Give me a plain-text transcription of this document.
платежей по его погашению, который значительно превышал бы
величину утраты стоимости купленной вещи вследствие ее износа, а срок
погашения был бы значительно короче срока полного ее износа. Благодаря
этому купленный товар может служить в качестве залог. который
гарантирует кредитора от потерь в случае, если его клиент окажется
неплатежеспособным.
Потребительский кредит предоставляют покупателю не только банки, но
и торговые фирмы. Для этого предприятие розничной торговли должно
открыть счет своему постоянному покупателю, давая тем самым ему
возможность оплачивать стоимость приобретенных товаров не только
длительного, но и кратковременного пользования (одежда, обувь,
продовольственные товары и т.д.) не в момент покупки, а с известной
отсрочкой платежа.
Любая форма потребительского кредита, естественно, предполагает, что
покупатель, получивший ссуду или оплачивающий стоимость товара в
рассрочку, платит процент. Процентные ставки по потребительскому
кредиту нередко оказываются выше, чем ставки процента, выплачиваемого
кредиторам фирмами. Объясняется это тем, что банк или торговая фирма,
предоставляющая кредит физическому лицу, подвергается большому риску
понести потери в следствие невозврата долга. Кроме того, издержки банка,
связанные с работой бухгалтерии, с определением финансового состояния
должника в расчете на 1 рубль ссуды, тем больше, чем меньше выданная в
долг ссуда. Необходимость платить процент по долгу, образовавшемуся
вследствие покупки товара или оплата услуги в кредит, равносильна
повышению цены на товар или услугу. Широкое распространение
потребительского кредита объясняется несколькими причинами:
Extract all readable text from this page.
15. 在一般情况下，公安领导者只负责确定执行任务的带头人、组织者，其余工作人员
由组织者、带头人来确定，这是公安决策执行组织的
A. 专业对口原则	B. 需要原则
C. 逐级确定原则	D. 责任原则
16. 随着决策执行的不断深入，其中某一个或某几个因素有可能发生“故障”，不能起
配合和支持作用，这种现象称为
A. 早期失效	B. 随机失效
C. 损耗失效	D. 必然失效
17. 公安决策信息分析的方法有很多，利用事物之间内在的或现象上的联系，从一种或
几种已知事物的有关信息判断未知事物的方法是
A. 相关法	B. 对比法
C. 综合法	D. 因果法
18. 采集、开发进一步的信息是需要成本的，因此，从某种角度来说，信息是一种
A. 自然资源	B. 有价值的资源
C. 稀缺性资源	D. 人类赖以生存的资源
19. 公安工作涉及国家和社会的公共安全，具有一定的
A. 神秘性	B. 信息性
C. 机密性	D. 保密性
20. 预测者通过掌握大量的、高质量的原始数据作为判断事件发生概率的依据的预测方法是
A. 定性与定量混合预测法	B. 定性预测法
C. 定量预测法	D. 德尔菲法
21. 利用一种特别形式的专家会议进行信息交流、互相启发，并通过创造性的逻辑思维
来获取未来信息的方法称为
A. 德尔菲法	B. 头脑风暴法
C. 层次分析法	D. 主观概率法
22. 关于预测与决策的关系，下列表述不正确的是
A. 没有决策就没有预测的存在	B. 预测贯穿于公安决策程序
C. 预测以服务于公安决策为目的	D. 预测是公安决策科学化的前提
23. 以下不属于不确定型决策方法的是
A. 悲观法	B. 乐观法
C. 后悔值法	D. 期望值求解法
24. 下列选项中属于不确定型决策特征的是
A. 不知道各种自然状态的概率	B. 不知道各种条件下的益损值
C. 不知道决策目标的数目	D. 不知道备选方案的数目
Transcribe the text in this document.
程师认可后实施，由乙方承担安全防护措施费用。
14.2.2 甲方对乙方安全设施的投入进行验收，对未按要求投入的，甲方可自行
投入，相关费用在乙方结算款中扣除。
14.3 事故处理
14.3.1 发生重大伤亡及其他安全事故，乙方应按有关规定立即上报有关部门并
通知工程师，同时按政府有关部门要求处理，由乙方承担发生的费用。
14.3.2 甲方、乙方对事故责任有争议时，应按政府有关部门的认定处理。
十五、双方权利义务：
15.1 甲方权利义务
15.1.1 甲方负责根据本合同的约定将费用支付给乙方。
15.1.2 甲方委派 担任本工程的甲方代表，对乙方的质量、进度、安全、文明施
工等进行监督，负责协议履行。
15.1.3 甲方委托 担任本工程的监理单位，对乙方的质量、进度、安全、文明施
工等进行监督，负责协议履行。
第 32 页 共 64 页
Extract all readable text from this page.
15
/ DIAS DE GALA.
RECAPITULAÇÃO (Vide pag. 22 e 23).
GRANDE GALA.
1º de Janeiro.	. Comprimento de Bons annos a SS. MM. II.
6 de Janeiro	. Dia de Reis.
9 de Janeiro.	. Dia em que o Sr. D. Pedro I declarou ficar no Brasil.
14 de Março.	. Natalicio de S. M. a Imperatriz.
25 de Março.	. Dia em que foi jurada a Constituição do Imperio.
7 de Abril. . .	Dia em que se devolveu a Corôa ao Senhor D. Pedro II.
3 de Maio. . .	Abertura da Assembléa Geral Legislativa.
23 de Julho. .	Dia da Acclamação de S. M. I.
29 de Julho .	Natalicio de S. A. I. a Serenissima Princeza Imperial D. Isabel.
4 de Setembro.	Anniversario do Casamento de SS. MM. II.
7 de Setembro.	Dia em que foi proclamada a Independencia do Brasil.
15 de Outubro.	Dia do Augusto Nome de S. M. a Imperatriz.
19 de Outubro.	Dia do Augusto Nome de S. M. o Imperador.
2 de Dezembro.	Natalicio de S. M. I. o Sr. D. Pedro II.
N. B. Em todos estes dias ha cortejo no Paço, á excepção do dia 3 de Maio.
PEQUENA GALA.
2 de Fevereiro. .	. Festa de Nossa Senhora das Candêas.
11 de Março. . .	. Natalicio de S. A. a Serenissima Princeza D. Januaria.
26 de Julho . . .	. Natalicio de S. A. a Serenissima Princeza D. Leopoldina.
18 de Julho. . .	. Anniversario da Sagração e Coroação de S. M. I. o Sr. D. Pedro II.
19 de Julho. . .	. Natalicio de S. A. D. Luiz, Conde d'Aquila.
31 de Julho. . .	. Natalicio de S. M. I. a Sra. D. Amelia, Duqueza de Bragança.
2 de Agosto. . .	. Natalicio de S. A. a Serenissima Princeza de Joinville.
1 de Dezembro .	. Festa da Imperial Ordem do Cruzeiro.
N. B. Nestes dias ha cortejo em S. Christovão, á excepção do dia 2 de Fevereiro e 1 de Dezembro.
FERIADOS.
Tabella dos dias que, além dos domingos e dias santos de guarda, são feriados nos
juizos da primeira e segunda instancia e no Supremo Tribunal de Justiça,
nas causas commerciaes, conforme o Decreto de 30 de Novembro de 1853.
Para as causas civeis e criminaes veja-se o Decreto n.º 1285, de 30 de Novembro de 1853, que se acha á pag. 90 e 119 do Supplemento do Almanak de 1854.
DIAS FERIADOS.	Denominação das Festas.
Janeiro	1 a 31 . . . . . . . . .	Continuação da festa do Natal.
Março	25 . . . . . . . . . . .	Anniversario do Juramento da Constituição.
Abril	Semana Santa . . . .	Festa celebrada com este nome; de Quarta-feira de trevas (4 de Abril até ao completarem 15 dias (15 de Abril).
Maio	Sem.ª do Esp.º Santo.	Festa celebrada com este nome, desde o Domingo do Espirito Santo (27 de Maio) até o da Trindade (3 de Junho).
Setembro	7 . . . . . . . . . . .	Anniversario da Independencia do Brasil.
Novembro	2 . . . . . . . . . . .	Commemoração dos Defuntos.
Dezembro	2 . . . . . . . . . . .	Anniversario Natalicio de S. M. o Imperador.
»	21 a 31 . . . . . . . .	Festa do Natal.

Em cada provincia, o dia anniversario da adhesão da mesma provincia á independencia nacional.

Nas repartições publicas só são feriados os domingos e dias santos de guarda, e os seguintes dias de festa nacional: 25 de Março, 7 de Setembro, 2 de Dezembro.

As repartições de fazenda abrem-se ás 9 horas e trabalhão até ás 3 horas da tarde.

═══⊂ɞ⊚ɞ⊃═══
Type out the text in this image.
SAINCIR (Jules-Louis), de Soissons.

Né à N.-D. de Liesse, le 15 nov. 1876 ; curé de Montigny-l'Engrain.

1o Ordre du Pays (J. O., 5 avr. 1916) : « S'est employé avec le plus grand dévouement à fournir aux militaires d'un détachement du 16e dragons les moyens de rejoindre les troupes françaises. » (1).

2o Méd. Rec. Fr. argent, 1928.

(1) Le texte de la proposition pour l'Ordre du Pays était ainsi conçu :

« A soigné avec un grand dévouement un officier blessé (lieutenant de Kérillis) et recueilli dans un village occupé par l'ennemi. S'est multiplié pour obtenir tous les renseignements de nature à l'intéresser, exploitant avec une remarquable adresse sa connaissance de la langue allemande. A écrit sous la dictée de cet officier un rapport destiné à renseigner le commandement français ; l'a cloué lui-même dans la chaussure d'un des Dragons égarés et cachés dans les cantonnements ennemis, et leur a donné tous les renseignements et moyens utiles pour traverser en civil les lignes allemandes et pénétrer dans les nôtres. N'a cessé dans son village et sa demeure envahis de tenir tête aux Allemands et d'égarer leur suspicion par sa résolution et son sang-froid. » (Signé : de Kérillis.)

:::

**GOAL:** State how many lines in the entries above include the word "GALA"; reply with the number alone.

**WRITTEN SOLUTION:** 3